* BEGIN *

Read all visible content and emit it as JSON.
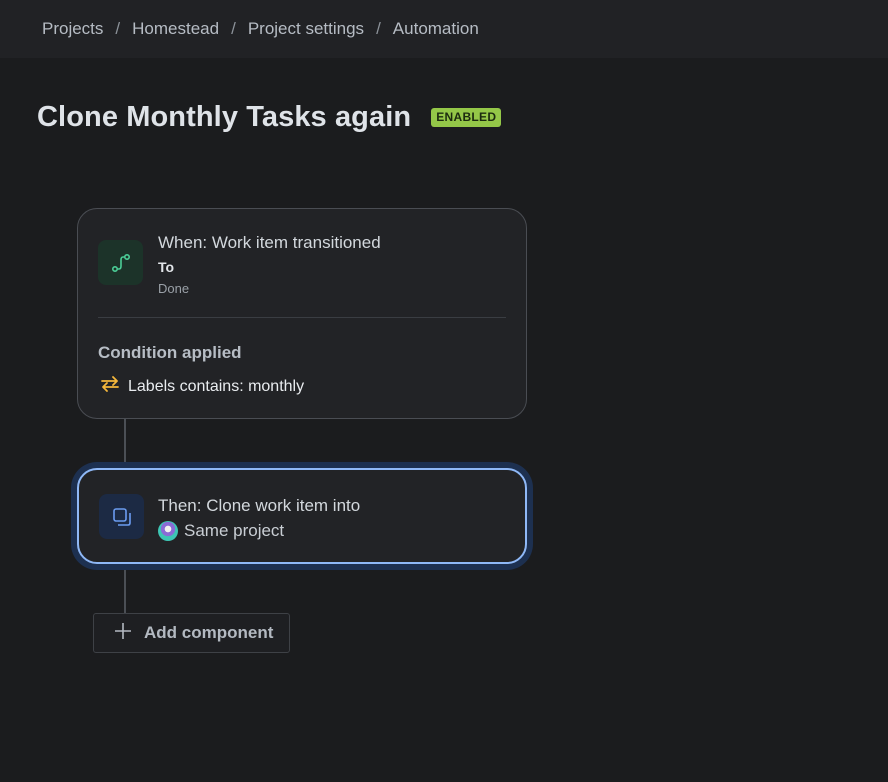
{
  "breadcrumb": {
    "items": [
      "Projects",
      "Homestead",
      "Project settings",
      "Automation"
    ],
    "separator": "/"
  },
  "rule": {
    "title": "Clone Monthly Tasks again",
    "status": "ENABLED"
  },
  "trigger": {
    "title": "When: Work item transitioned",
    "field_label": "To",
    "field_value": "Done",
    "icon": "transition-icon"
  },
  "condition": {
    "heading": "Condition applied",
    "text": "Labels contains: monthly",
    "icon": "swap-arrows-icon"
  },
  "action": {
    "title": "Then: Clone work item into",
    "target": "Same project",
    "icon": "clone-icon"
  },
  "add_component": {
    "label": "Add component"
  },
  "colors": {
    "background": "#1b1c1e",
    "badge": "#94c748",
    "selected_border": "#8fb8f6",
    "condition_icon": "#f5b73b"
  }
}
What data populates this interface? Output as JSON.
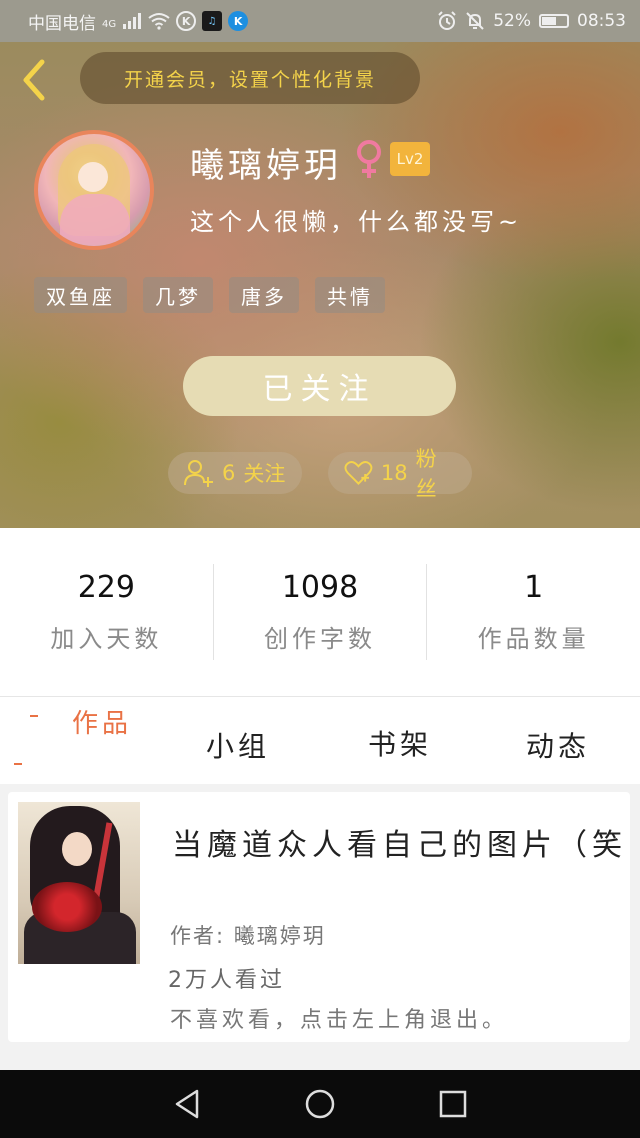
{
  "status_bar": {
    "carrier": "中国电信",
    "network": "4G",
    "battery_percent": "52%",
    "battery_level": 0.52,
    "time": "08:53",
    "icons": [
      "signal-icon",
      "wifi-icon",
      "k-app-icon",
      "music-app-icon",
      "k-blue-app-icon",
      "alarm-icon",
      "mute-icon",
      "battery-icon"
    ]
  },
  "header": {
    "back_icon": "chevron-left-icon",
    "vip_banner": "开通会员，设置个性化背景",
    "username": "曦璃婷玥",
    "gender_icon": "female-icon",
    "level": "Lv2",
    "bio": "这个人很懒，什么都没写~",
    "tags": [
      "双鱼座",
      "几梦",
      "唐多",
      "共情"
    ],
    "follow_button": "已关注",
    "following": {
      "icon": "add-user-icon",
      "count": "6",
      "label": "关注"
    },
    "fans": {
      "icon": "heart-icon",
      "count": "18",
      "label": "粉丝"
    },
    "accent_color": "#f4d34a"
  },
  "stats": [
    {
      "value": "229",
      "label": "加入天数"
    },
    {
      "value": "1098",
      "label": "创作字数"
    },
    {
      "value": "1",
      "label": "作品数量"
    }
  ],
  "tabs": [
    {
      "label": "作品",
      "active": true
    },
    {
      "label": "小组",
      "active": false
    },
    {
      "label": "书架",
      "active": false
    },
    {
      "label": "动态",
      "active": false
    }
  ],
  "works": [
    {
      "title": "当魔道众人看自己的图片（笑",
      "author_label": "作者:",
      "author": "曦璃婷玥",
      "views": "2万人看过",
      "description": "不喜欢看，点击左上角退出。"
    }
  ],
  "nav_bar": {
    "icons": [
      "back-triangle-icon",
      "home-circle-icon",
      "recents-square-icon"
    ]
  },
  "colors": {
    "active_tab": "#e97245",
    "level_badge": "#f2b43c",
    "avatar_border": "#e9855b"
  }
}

* END *
* BEGIN *

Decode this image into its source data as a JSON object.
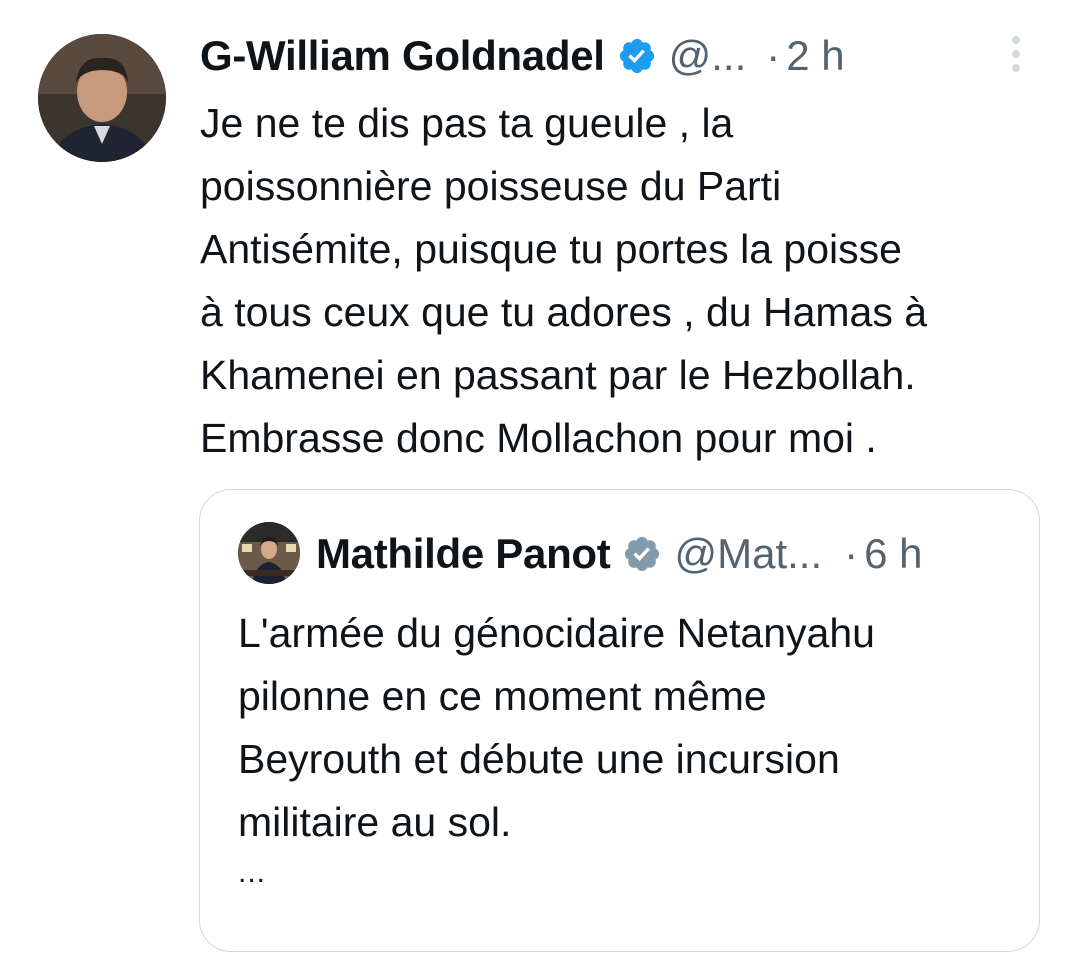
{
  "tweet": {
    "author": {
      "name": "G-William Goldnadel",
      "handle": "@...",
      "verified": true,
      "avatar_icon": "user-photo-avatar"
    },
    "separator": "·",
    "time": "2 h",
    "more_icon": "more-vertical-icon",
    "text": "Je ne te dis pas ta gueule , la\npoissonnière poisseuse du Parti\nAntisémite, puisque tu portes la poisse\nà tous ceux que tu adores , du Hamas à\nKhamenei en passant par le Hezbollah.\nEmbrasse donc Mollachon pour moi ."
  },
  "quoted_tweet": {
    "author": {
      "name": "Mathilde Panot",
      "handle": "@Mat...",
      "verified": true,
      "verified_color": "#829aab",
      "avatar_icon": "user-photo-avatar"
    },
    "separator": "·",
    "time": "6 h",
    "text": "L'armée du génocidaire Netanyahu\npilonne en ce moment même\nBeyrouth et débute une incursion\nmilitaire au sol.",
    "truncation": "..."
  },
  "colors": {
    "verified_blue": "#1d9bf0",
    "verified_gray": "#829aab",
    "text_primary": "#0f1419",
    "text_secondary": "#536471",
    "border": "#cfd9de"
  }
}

* END *

[Work to complete] Select the lines that carry the string "JSON" and copy them.

[The completed task]
Read all visible content and emit it as JSON.
What data populates this interface? Output as JSON.
Decode this image into its source data as a JSON object.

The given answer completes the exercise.